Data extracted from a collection
※ ※ ※
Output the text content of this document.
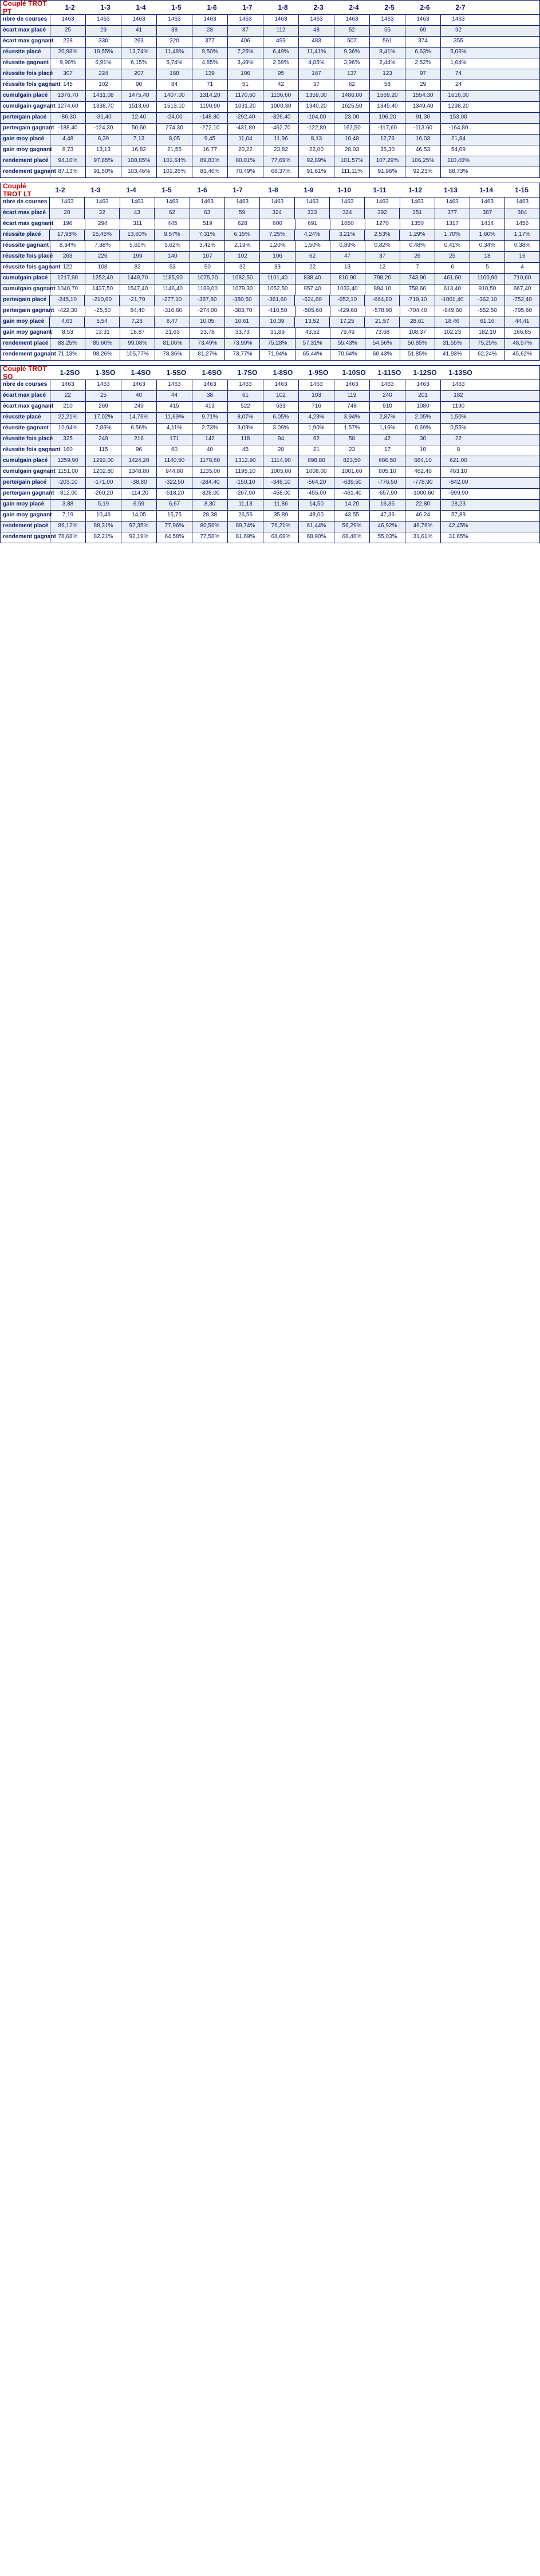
Couplé TROT PT	1-2	1-3	1-4	1-5	1-6	1-7	1-8	2-3	2-4	2-5	2-6	2-7
nbre de courses	1463	1463	1463	1463	1463	1463	1463	1463	1463	1463	1463	1463
écart max placé	25	29	41	38	28	87	112	48	52	55	69	92
écart max gagnant	228	330	263	320	377	406	493	483	507	561	374	355
réussite placé	20,98%	19,55%	13,74%	11,48%	9,50%	7,25%	6,49%	11,41%	9,36%	8,41%	6,63%	5,06%
réussite gagnant	9,90%	6,91%	6,15%	5,74%	4,85%	3,49%	2,69%	4,85%	3,96%	2,44%	2,52%	1,64%
réussite fois placé	307	224	207	168	139	106	95	167	137	123	97	74
réussite fois gagnant 145	102	90	84	71	51	42	37	62	58	29	24
cumulgain placé	1376,70	1431,08	1475,40	1407,00	1314,20	1170,60	1136,60	1359,00	1486,00	1569,20	1554,30	1616,00
cumulgain gagnant 1274,60	1338,70	1513,60	1513,10	1190,90	1031,20	1000,30	1340,20	1625,50	1345,40	1349,40	1298,20
perte/gain placé	-86,30	-31,40	12,40	-24,00	-148,80	-292,40	-326,40	-104,00	23,00	106,20	91,30	153,00
perte/gain gagnant -188,40	-124,30	50,60	274,30	-272,10	-431,80	-462,70	-122,80	162,50	-117,60	-113,60	-164,80
gain moy placé	4,48	6,39	7,13	8,05	9,45	11,04	11,96	8,13	10,48	12,76	16,03	21,84
gain moy gagnant	8,73	13,13	16,82	21,55	16,77	20,22	23,82	22,00	28,03	35,30	46,53	54,09
rendement placé	94,10%	97,85%	100,85%	101,64%	89,83%	80,01%	77,69%	92,89%	101,57%	107,29%	106,25%	110,46%
rendement gagnant 87,13%	91,50%	103,46%	101,26%	81,40%	70,49%	68,37%	91,61%	111,11%	91,96%	92,23%	88,73%
Couplé TROT LT	1-2	1-3	1-4	1-5	1-6	1-7	1-8	1-9	1-10	1-11	1-12	1-13	1-14	1-15
nbre de courses	1463	1463	1463	1463	1463	1463	1463	1463	1463	1463	1463	1463	1463	1463
écart max placé	20	32	43	62	63	59	324	333	324	392	351	377	387	384
écart max gagnant	196	294	311	445	519	628	600	691	1050	1270	1350	1317	1434	1456
réussite placé	17,98%	15,45%	13,60%	9,57%	7,31%	6,15%	7,25%	4,24%	3,21%	2,53%	1,29%	1,70%	1,60%	1,17%
réussite gagnant	8,34%	7,38%	5,61%	3,62%	3,42%	2,19%	1,20%	1,50%	0,89%	0,82%	0,48%	0,41%	0,34%	0,38%
réussite fois placé	263	226	199	140	107	102	106	62	47	37	26	25	18	16
réussite fois gagnant 122	108	82	53	50	32	33	22	13	12	7	6	5	4
cumulgain placé	1217,90	1252,40	1449,70	1185,90	1075,20	1082,50	1101,40	838,40	810,90	798,20	743,90	461,60	1100,90	710,60
cumulgain gagnant 1040,70	1437,50	1547,40	1146,40	1189,00	1079,30	1052,50	957,40	1033,40	884,10	758,60	613,40	910,50	667,40
perte/gain placé	-245,10	-210,60	-21,70	-277,10	-387,80	-380,50	-361,60	-624,60	-652,10	-664,80	-719,10	-1001,40	-362,10	-752,40
perte/gain gagnant -422,30	-25,50	84,40	-316,60	-274,00	-383,70	-410,50	-505,60	-429,60	-578,90	-704,40	-849,60	-552,50	-795,60
gain moy placé	4,63	5,54	7,28	8,47	10,05	10,61	10,39	13,52	17,25	21,57	28,61	18,46	61,16	44,41
gain moy gagnant	8,53	13,31	18,87	21,63	23,78	33,73	31,89	43,52	79,49	73,68	108,37	102,23	182,10	166,85
rendement placé	83,25%	85,60%	99,08%	81,06%	73,49%	73,99%	75,28%	57,31%	55,43%	54,56%	50,85%	31,55%	75,25%	48,57%
rendement gagnant 71,13%	98,26%	105,77%	78,36%	81,27%	73,77%	71,94%	65,44%	70,64%	60,43%	51,85%	41,93%	62,24%	45,62%
Couplé TROT SO	1-2SO	1-3SO	1-4SO	1-5SO	1-6SO	1-7SO	1-8SO	1-9SO	1-10SO	1-11SO	1-12SO	1-13SO
nbre de courses	1463	1463	1463	1463	1463	1463	1463	1463	1463	1463	1463	1463
écart max placé	22	25	40	44	38	61	102	103	119	240	201	182
écart max gagnant	210	269	249	415	413	522	533	716	748	910	1080	1190
réussite placé	22,21%	17,02%	14,76%	11,69%	9,71%	8,07%	6,05%	4,23%	3,94%	2,87%	2,05%	1,50%
réussite gagnant	10,94%	7,86%	6,56%	4,11%	2,73%	3,09%	3,09%	1,90%	1,57%	1,16%	0,69%	0,55%
réussite fois placé	325	249	216	171	142	118	94	62	58	42	30	22
réussite fois gagnant 160	115	96	60	40	45	28	21	23	17	10	8
cumulgain placé	1259,90	1292,00	1424,20	1140,50	1178,60	1312,90	1114,90	898,80	823,50	686,50	684,10	621,00
cumulgain gagnant 1151,00	1202,80	1348,80	944,80	1135,00	1195,10	1005,00	1008,00	1001,60	805,10	462,40	463,10
perte/gain placé	-203,10	-171,00	-38,80	-322,50	-284,40	-150,10	-348,10	-564,20	-639,50	-776,50	-778,90	-842,00
perte/gain gagnant -312,00	-260,20	-114,20	-518,20	-328,00	-267,90	-458,00	-455,00	-461,40	-657,90	-1000,60	-999,90
gain moy placé	3,88	5,19	6,59	6,67	8,30	11,13	11,86	14,50	14,20	16,35	22,80	28,23
gain moy gagnant	7,19	10,46	14,05	15,75	28,38	26,56	35,89	48,00	43,55	47,36	46,24	57,89
rendement placé	86,12%	88,31%	97,35%	77,96%	80,56%	89,74%	76,21%	61,44%	56,29%	46,92%	46,76%	42,45%
rendement gagnant 78,68%	82,21%	92,19%	64,58%	77,58%	81,69%	68,69%	68,90%	68,46%	55,03%	31,61%	31,65%
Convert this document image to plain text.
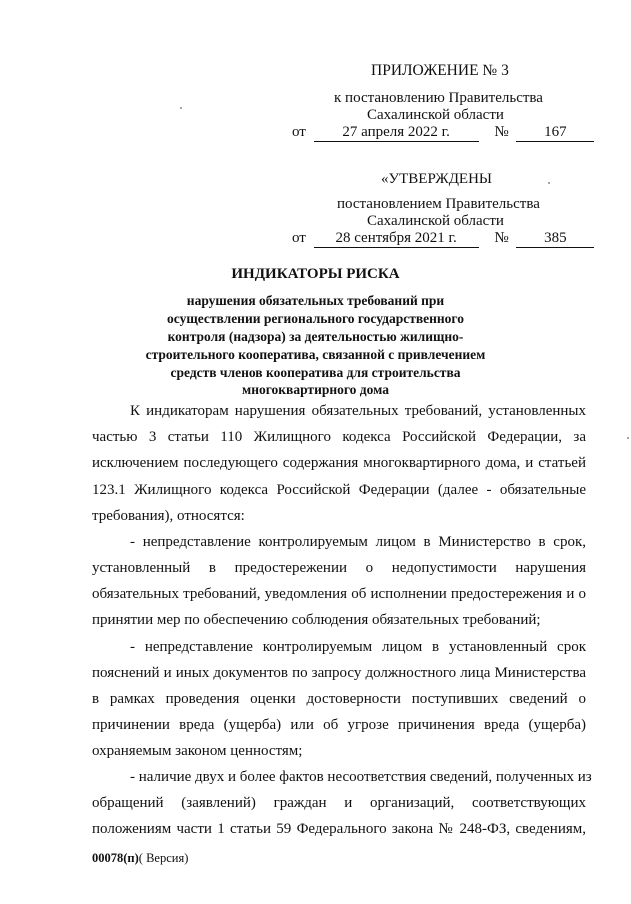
ПРИЛОЖЕНИЕ № 3
к постановлению Правительства
Сахалинской области
от 27 апреля 2022 г.	№ 167
«УТВЕРЖДЕНЫ
постановлением Правительства
Сахалинской области
от 28 сентября 2021 г.	№ 385
ИНДИКАТОРЫ РИСКА
нарушения обязательных требований при
осуществлении регионального государственного
контроля (надзора) за деятельностью жилищно-
строительного кооператива, связанной с привлечением
средств членов кооператива для строительства
многоквартирного дома
К индикаторам нарушения обязательных требований, установленных
частью 3 статьи 110 Жилищного кодекса Российской Федерации, за
исключением последующего содержания многоквартирного дома, и статьей
123.1 Жилищного кодекса Российской Федерации (далее - обязательные
требования), относятся:
- непредставление контролируемым лицом в Министерство в срок,
установленный в предостережении о недопустимости нарушения
обязательных требований, уведомления об исполнении предостережения и о
принятии мер по обеспечению соблюдения обязательных требований;
- непредставление контролируемым лицом в установленный срок
пояснений и иных документов по запросу должностного лица Министерства
в рамках проведения оценки достоверности поступивших сведений о
причинении вреда (ущерба) или об угрозе причинения вреда (ущерба)
охраняемым законом ценностям;
- наличие двух и более фактов несоответствия сведений, полученных из
обращений (заявлений) граждан и организаций, соответствующих
положениям части 1 статьи 59 Федерального закона № 248-ФЗ, сведениям,
00078(п)( Версия)
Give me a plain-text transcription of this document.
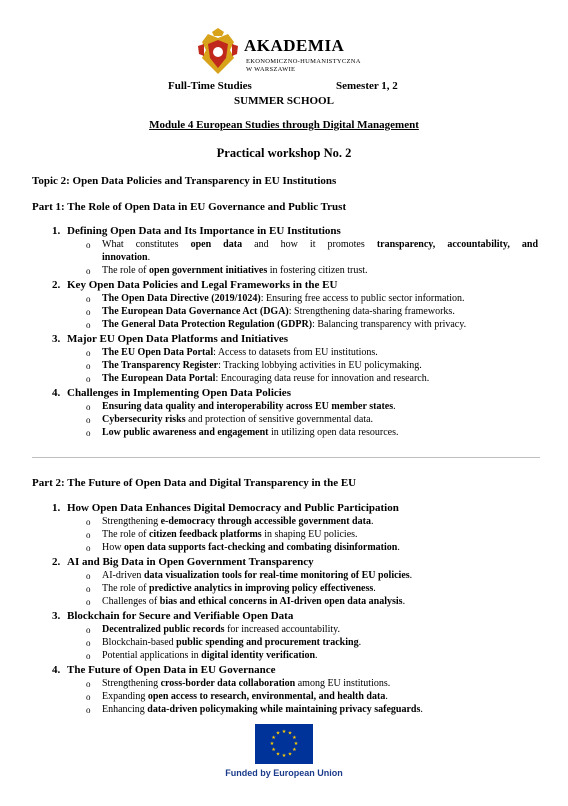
AKADEMIA
EKONOMICZNO-HUMANISTYCZNA
W WARSZAWIE
Full-Time Studies	Semester 1, 2
SUMMER SCHOOL
Module 4 European Studies through Digital Management
Practical workshop No. 2
Topic 2: Open Data Policies and Transparency in EU Institutions
Part 1: The Role of Open Data in EU Governance and Public Trust
1. Defining Open Data and Its Importance in EU Institutions
o What constitutes open data and how it promotes transparency, accountability, and
innovation.
o The role of open government initiatives in fostering citizen trust.
2. Key Open Data Policies and Legal Frameworks in the EU
o The Open Data Directive (2019/1024): Ensuring free access to public sector information.
o The European Data Governance Act (DGA): Strengthening data-sharing frameworks.
o The General Data Protection Regulation (GDPR): Balancing transparency with privacy.
3. Major EU Open Data Platforms and Initiatives
o The EU Open Data Portal: Access to datasets from EU institutions.
o The Transparency Register: Tracking lobbying activities in EU policymaking.
o The European Data Portal: Encouraging data reuse for innovation and research.
4. Challenges in Implementing Open Data Policies
o Ensuring data quality and interoperability across EU member states.
o Cybersecurity risks and protection of sensitive governmental data.
o Low public awareness and engagement in utilizing open data resources.
Part 2: The Future of Open Data and Digital Transparency in the EU
1. How Open Data Enhances Digital Democracy and Public Participation
o Strengthening e-democracy through accessible government data.
o The role of citizen feedback platforms in shaping EU policies.
o How open data supports fact-checking and combating disinformation.
2. AI and Big Data in Open Government Transparency
o AI-driven data visualization tools for real-time monitoring of EU policies.
o The role of predictive analytics in improving policy effectiveness.
o Challenges of bias and ethical concerns in AI-driven open data analysis.
3. Blockchain for Secure and Verifiable Open Data
o Decentralized public records for increased accountability.
o Blockchain-based public spending and procurement tracking.
o Potential applications in digital identity verification.
4. The Future of Open Data in EU Governance
o Strengthening cross-border data collaboration among EU institutions.
o Expanding open access to research, environmental, and health data.
o Enhancing data-driven policymaking while maintaining privacy safeguards.
★ ★
★
★
★
★
★
★
★
★
★
★
Funded by European Union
※ ※ ※
■ What you are asked to do
In the material above, find the lines that contain "European" and show them.

■ Response
Module 4 European Studies through Digital Management
o The European Data Governance Act (DGA): Strengthening data-sharing frameworks.
o The European Data Portal: Encouraging data reuse for innovation and research.
Funded by European Union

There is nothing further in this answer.